* Instruction *
Find how many lines of the listing include the string "Bank", and report only that figure.

[begin Material for the task]

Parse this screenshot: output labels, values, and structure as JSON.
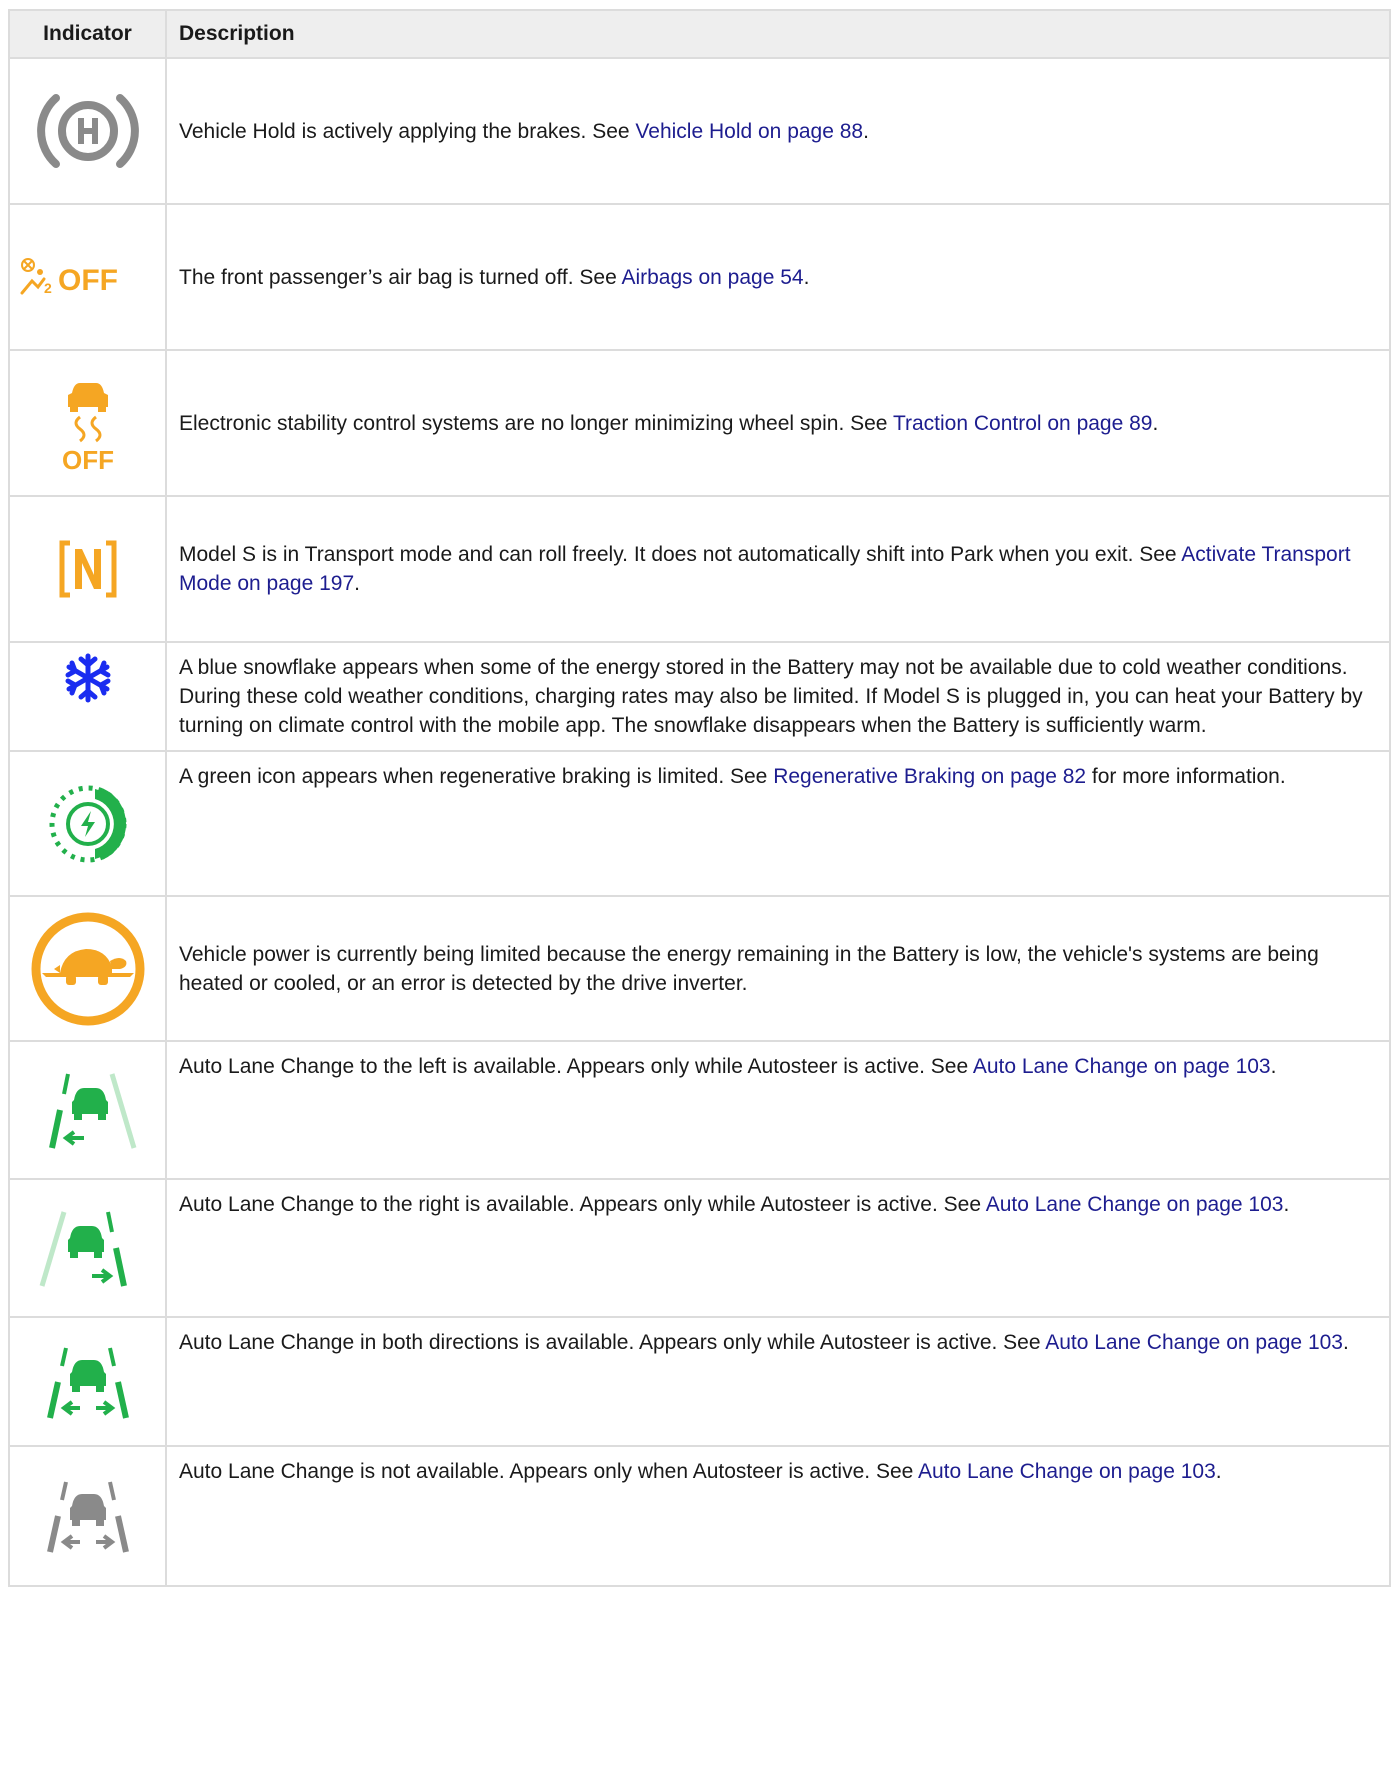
{
  "table": {
    "headers": {
      "indicator": "Indicator",
      "description": "Description"
    },
    "rows": [
      {
        "icon": "vehicle-hold-icon",
        "text": "Vehicle Hold is actively applying the brakes. See ",
        "link": "Vehicle Hold on page 88",
        "after": "."
      },
      {
        "icon": "passenger-airbag-off-icon",
        "icon_text": "OFF",
        "text": "The front passenger’s air bag is turned off. See ",
        "link": "Airbags on page 54",
        "after": "."
      },
      {
        "icon": "traction-control-off-icon",
        "icon_text": "OFF",
        "text": "Electronic stability control systems are no longer minimizing wheel spin. See ",
        "link": "Traction Control on page 89",
        "after": "."
      },
      {
        "icon": "transport-mode-icon",
        "icon_text": "[N]",
        "text": "Model S is in Transport mode and can roll freely. It does not automatically shift into Park when you exit. See ",
        "link": "Activate Transport Mode on page 197",
        "after": "."
      },
      {
        "icon": "snowflake-icon",
        "text": "A blue snowflake appears when some of the energy stored in the Battery may not be available due to cold weather conditions. During these cold weather conditions, charging rates may also be limited. If Model S is plugged in, you can heat your Battery by turning on climate control with the mobile app. The snowflake disappears when the Battery is sufficiently warm.",
        "link": "",
        "after": ""
      },
      {
        "icon": "regen-braking-limited-icon",
        "text": "A green icon appears when regenerative braking is limited. See ",
        "link": "Regenerative Braking on page 82",
        "after": " for more information."
      },
      {
        "icon": "power-limited-turtle-icon",
        "text": "Vehicle power is currently being limited because the energy remaining in the Battery is low, the vehicle's systems are being heated or cooled, or an error is detected by the drive inverter.",
        "link": "",
        "after": ""
      },
      {
        "icon": "lane-change-left-icon",
        "text": "Auto Lane Change to the left is available. Appears only while Autosteer is active. See ",
        "link": "Auto Lane Change on page 103",
        "after": "."
      },
      {
        "icon": "lane-change-right-icon",
        "text": "Auto Lane Change to the right is available. Appears only while Autosteer is active. See ",
        "link": "Auto Lane Change on page 103",
        "after": "."
      },
      {
        "icon": "lane-change-both-icon",
        "text": "Auto Lane Change in both directions is available. Appears only while Autosteer is active. See ",
        "link": "Auto Lane Change on page 103",
        "after": "."
      },
      {
        "icon": "lane-change-unavailable-icon",
        "text": "Auto Lane Change is not available. Appears only when Autosteer is active. See ",
        "link": "Auto Lane Change on page 103",
        "after": "."
      }
    ]
  },
  "colors": {
    "gray_icon": "#8a8a8a",
    "amber": "#f5a623",
    "blue": "#1a2cf0",
    "green": "#22b04b",
    "link": "#1d1d8f",
    "header_bg": "#eeeeee",
    "border": "#dcdcdc"
  }
}
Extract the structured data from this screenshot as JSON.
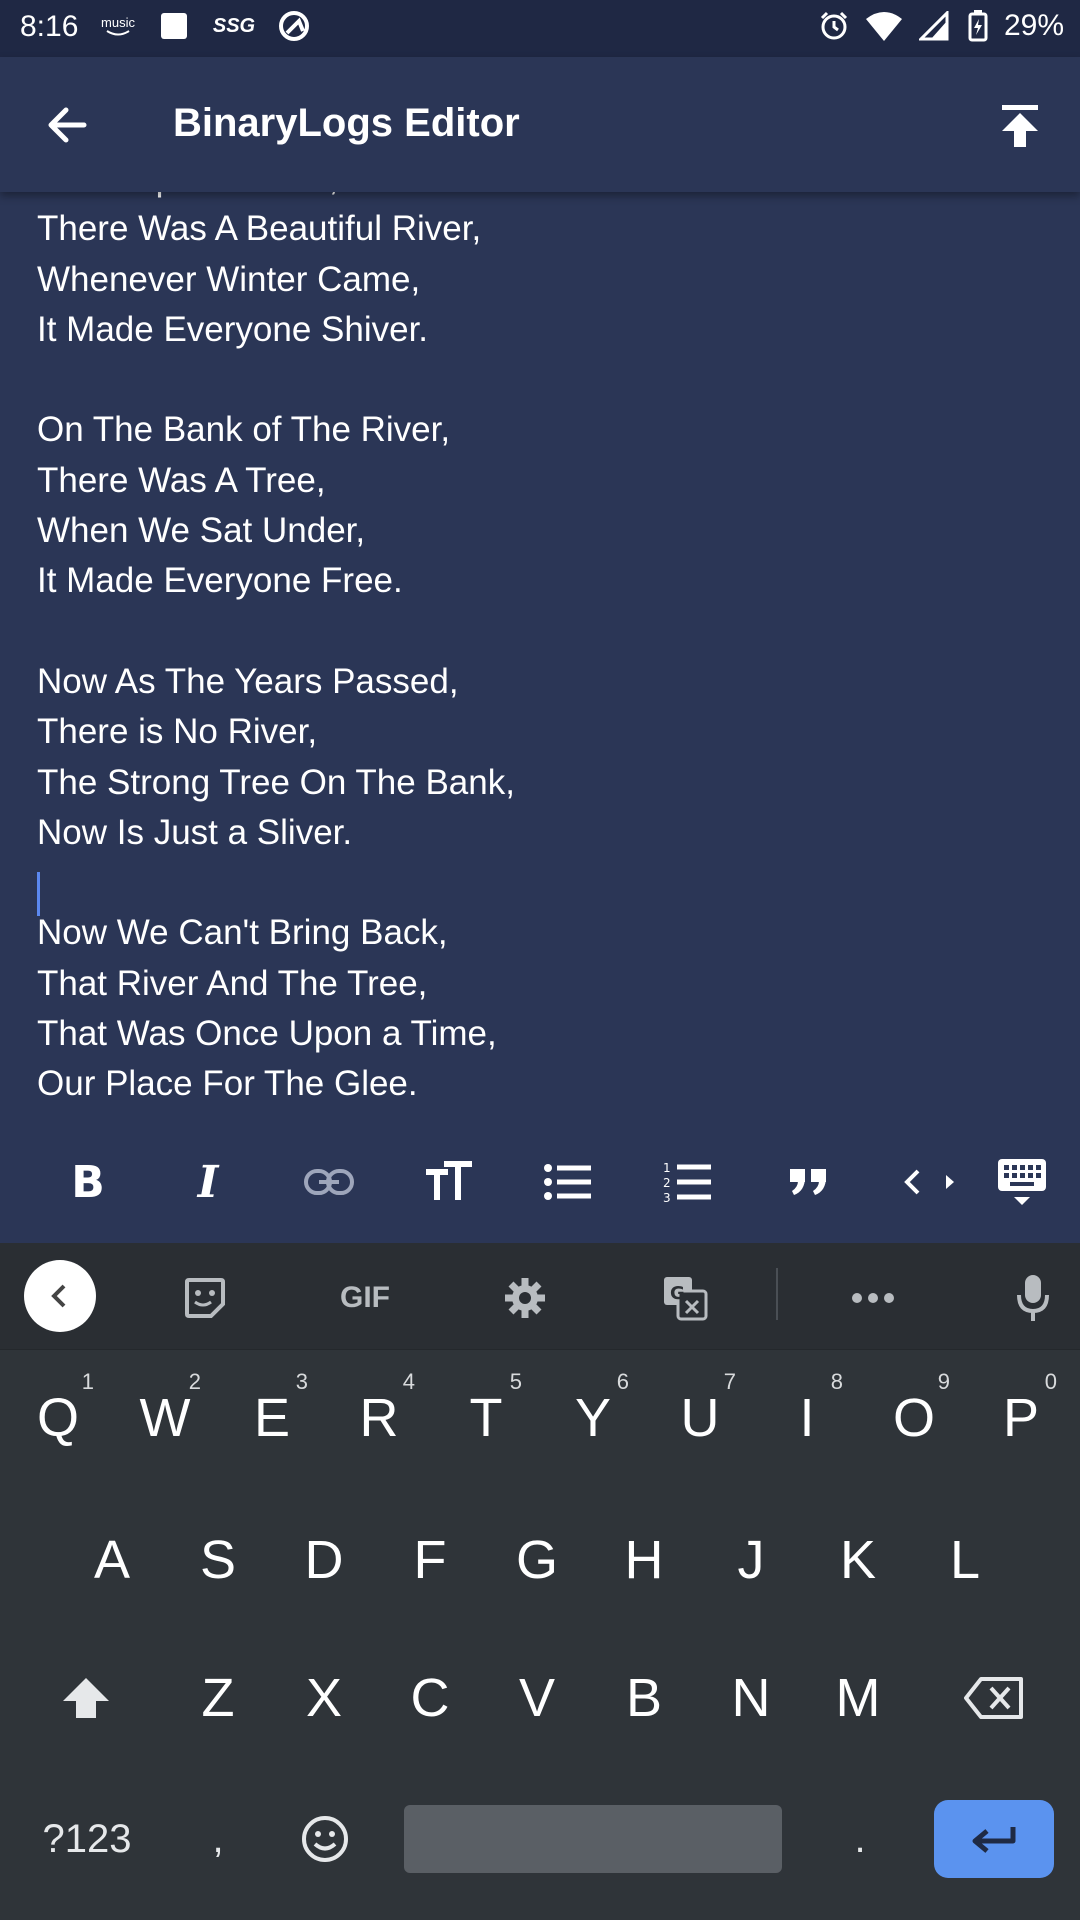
{
  "status_bar": {
    "time": "8:16",
    "battery": "29%",
    "left_icons": [
      "amazon-music-icon",
      "square-icon",
      "ssg-icon",
      "sync-icon"
    ],
    "right_icons": [
      "alarm-icon",
      "wifi-icon",
      "signal-icon",
      "battery-icon"
    ],
    "left_labels": {
      "music": "music",
      "ssg": "SSG"
    }
  },
  "app_bar": {
    "title": "BinaryLogs Editor",
    "back_icon": "arrow-left-icon",
    "action_icon": "upload-top-icon"
  },
  "editor": {
    "lines": [
      "Once Upon a Time,",
      "There Was A Beautiful River,",
      "Whenever Winter Came,",
      "It Made Everyone Shiver.",
      "",
      "On The Bank of The River,",
      "There Was A Tree,",
      "When We Sat Under,",
      "It Made Everyone Free.",
      "",
      "Now As The Years Passed,",
      "There is No River,",
      "The Strong Tree On The Bank,",
      "Now Is Just a Sliver.",
      "",
      "Now We Can't Bring Back,",
      "That River And The Tree,",
      "That Was Once Upon a Time,",
      "Our Place For The Glee."
    ]
  },
  "toolbar": {
    "buttons": [
      "bold",
      "italic",
      "link",
      "text-size",
      "bullet-list",
      "numbered-list",
      "quote",
      "code",
      "hide-keyboard"
    ],
    "bold_label": "B",
    "italic_label": "I"
  },
  "keyboard": {
    "strip": {
      "gif_label": "GIF",
      "icons": [
        "chevron-left-icon",
        "sticker-icon",
        "gif-icon",
        "settings-icon",
        "translate-icon",
        "more-icon",
        "microphone-icon"
      ]
    },
    "row1": [
      {
        "key": "Q",
        "num": "1"
      },
      {
        "key": "W",
        "num": "2"
      },
      {
        "key": "E",
        "num": "3"
      },
      {
        "key": "R",
        "num": "4"
      },
      {
        "key": "T",
        "num": "5"
      },
      {
        "key": "Y",
        "num": "6"
      },
      {
        "key": "U",
        "num": "7"
      },
      {
        "key": "I",
        "num": "8"
      },
      {
        "key": "O",
        "num": "9"
      },
      {
        "key": "P",
        "num": "0"
      }
    ],
    "row2": [
      "A",
      "S",
      "D",
      "F",
      "G",
      "H",
      "J",
      "K",
      "L"
    ],
    "row3": [
      "Z",
      "X",
      "C",
      "V",
      "B",
      "N",
      "M"
    ],
    "symbols_label": "?123",
    "comma_label": ",",
    "period_label": "."
  },
  "colors": {
    "app_background": "#2b3656",
    "status_bar": "#1f2844",
    "keyboard_background": "#2f3439",
    "enter_key": "#5b93ef",
    "cursor": "#5b88f0"
  }
}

[end Material for the task]

* Solution *
2